Task » Within the listing below, locate all lines containing the word "this". Copy each one.

Record list »
===

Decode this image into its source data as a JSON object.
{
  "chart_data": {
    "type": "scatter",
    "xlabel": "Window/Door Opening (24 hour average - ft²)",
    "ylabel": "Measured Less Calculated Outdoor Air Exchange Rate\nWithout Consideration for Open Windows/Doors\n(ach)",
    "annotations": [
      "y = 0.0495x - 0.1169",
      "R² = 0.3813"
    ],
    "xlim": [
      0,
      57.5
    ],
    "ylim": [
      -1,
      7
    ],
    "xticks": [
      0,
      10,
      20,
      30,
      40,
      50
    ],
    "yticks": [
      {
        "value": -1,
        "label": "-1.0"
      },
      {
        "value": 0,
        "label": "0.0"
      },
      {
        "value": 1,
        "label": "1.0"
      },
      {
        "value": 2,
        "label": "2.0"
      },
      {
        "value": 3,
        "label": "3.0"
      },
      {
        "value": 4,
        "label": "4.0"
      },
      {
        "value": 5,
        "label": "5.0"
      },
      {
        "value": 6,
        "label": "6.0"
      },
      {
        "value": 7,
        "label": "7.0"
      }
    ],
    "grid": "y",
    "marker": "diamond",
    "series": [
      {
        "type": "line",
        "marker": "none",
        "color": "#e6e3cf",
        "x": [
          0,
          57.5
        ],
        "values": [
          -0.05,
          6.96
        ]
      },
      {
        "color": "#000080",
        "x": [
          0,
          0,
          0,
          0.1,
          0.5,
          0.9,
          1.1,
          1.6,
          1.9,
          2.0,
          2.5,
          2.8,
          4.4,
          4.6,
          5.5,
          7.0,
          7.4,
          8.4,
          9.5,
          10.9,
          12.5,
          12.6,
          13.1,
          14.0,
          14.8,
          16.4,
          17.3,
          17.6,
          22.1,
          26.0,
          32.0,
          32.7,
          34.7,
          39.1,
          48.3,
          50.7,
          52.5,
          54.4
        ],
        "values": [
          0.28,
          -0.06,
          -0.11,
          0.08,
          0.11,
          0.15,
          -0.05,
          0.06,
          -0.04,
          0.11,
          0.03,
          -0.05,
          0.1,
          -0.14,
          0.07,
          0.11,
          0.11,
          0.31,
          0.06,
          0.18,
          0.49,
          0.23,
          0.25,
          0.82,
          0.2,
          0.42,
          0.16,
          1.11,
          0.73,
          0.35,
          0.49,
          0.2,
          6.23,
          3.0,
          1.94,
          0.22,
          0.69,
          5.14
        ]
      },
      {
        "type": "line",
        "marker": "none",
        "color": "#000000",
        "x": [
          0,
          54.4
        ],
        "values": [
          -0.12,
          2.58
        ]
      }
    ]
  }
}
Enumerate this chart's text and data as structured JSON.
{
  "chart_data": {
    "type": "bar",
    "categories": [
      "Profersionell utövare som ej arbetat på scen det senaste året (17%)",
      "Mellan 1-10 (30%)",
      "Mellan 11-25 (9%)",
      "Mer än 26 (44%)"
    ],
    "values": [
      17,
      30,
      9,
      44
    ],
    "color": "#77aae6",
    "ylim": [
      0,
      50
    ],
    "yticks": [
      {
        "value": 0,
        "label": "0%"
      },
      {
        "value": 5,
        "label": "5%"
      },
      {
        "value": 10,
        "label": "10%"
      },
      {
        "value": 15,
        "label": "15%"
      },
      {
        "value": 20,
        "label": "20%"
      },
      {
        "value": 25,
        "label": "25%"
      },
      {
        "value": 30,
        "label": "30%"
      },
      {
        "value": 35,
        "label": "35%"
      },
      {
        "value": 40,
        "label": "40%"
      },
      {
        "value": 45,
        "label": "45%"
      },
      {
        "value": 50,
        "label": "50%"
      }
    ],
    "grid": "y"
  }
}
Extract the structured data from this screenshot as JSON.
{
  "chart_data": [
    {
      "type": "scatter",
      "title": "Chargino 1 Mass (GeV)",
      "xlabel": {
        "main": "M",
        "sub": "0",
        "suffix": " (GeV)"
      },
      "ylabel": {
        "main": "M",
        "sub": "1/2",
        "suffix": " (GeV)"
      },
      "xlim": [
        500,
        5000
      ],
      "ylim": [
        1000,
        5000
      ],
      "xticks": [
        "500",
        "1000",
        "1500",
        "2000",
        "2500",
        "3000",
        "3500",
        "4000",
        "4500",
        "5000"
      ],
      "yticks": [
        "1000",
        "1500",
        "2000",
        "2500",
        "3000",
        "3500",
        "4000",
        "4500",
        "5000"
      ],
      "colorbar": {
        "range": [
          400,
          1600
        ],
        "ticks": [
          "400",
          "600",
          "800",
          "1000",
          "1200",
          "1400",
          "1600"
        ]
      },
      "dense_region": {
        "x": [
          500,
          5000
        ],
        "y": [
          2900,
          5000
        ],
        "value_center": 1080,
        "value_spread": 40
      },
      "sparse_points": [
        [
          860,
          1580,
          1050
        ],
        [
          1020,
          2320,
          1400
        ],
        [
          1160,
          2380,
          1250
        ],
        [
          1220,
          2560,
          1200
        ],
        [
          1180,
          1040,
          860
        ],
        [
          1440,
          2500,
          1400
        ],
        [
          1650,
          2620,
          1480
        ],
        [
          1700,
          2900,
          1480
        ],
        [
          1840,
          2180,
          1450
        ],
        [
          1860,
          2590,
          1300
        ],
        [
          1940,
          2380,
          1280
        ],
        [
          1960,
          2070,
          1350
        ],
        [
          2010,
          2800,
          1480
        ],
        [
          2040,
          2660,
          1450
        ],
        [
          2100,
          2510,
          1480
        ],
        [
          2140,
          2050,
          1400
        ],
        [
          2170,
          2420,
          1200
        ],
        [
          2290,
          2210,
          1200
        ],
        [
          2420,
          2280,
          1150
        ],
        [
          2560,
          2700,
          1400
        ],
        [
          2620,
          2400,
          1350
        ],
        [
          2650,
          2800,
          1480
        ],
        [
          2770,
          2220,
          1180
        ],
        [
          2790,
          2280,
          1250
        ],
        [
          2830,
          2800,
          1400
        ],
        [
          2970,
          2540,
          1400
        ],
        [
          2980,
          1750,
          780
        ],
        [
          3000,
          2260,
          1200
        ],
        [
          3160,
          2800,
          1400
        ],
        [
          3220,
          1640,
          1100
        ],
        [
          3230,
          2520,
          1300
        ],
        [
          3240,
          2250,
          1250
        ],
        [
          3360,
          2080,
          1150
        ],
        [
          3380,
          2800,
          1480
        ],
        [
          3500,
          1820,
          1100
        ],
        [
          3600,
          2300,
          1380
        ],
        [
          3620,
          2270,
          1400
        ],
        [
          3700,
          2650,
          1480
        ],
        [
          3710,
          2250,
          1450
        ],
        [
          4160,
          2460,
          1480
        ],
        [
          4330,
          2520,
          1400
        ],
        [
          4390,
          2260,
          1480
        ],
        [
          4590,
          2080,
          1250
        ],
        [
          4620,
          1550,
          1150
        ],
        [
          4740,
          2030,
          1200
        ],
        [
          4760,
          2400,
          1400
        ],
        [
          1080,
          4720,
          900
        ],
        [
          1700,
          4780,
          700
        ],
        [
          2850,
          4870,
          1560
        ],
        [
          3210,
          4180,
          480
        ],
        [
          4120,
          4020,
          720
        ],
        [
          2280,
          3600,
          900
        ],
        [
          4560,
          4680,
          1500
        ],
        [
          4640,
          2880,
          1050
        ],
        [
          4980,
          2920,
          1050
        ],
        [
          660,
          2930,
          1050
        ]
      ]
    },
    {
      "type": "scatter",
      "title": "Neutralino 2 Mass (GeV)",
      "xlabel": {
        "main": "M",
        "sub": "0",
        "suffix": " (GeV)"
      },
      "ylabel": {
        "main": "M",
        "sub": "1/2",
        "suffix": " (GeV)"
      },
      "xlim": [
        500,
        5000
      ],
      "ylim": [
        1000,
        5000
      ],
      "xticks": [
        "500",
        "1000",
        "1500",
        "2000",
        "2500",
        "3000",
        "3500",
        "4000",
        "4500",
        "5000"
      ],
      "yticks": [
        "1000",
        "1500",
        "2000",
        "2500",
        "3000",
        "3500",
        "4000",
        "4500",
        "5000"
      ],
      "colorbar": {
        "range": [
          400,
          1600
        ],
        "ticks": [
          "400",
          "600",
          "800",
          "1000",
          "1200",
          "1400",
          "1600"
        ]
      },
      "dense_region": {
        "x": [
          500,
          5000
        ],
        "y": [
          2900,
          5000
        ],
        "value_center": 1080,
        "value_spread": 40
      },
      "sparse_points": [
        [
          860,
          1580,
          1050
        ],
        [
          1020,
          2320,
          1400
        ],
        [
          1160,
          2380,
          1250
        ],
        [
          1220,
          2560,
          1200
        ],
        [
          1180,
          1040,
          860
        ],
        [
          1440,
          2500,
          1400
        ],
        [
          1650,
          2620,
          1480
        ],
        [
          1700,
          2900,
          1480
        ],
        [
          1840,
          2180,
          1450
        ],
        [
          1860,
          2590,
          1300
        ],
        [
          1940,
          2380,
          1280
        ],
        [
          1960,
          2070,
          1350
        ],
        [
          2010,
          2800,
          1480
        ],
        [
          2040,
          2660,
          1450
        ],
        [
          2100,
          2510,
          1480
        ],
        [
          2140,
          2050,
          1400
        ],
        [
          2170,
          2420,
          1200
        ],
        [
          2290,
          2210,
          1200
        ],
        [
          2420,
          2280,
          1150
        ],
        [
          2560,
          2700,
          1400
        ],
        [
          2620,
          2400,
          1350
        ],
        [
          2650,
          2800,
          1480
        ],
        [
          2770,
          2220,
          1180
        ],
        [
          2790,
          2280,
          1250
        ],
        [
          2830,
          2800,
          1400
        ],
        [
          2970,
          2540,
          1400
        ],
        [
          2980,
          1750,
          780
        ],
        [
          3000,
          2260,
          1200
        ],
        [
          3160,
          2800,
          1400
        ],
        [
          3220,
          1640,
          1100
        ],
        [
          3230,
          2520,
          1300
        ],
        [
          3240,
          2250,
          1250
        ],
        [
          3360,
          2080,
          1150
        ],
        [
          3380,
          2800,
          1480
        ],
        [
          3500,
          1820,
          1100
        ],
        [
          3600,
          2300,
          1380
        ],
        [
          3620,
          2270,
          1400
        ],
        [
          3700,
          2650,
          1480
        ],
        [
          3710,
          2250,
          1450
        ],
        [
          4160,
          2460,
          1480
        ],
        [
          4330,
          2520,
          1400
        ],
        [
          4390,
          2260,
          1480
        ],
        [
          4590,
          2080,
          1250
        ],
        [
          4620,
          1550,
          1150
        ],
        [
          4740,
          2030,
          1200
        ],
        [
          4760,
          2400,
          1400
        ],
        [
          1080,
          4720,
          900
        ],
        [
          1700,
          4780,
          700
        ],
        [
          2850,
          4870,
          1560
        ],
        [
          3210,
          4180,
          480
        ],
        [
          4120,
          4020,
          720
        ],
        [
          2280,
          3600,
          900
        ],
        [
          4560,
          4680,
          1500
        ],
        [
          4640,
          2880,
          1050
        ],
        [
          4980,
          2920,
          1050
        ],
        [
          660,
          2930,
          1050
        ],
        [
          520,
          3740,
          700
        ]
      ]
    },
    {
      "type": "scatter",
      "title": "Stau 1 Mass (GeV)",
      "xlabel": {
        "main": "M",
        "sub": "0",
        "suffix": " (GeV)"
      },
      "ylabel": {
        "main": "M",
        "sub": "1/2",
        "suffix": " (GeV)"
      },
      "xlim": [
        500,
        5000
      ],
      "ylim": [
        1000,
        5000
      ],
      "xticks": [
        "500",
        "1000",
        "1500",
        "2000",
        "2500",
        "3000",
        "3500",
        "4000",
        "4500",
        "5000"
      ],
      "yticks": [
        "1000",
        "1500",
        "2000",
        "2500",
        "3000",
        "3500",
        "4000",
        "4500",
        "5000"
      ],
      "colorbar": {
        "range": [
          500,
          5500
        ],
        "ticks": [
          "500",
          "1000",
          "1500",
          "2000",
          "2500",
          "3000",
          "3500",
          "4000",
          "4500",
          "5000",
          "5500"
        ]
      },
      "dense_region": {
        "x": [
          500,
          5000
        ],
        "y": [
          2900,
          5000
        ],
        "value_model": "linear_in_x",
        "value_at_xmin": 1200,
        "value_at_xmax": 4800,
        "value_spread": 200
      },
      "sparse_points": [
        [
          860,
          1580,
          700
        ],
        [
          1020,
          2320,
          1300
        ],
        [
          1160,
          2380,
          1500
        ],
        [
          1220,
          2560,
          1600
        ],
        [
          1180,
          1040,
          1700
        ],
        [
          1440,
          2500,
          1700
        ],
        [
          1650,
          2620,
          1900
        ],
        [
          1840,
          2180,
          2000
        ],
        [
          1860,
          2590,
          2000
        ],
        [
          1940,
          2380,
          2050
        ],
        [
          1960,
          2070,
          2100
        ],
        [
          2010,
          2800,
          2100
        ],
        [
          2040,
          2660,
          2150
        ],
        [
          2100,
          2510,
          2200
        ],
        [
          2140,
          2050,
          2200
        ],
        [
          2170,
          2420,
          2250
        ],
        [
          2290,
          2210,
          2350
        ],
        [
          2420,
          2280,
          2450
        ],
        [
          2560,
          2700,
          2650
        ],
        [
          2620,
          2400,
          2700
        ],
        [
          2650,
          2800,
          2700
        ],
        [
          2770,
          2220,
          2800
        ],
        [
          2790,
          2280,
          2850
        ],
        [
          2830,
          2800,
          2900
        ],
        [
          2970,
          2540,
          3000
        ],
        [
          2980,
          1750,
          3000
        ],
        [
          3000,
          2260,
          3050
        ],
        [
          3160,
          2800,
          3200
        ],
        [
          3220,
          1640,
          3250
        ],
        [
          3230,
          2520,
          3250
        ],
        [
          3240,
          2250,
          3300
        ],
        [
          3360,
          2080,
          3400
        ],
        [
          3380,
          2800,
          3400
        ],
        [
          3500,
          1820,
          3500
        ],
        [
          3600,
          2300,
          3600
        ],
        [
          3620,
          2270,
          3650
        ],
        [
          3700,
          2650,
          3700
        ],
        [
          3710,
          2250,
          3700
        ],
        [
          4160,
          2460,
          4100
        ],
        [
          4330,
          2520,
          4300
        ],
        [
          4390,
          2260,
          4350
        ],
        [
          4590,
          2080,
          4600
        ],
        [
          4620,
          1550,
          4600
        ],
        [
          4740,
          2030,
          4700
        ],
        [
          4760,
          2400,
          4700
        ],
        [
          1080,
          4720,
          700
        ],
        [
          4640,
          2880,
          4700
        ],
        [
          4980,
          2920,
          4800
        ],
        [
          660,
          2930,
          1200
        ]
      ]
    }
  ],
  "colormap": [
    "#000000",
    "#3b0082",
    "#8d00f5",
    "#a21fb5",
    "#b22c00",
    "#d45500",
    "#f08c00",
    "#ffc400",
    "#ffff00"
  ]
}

===

Reply »
Decode this image into its source data as a JSON object.
Enumerate this chart's text and data as structured JSON.
Extract the structured data from this screenshot as JSON.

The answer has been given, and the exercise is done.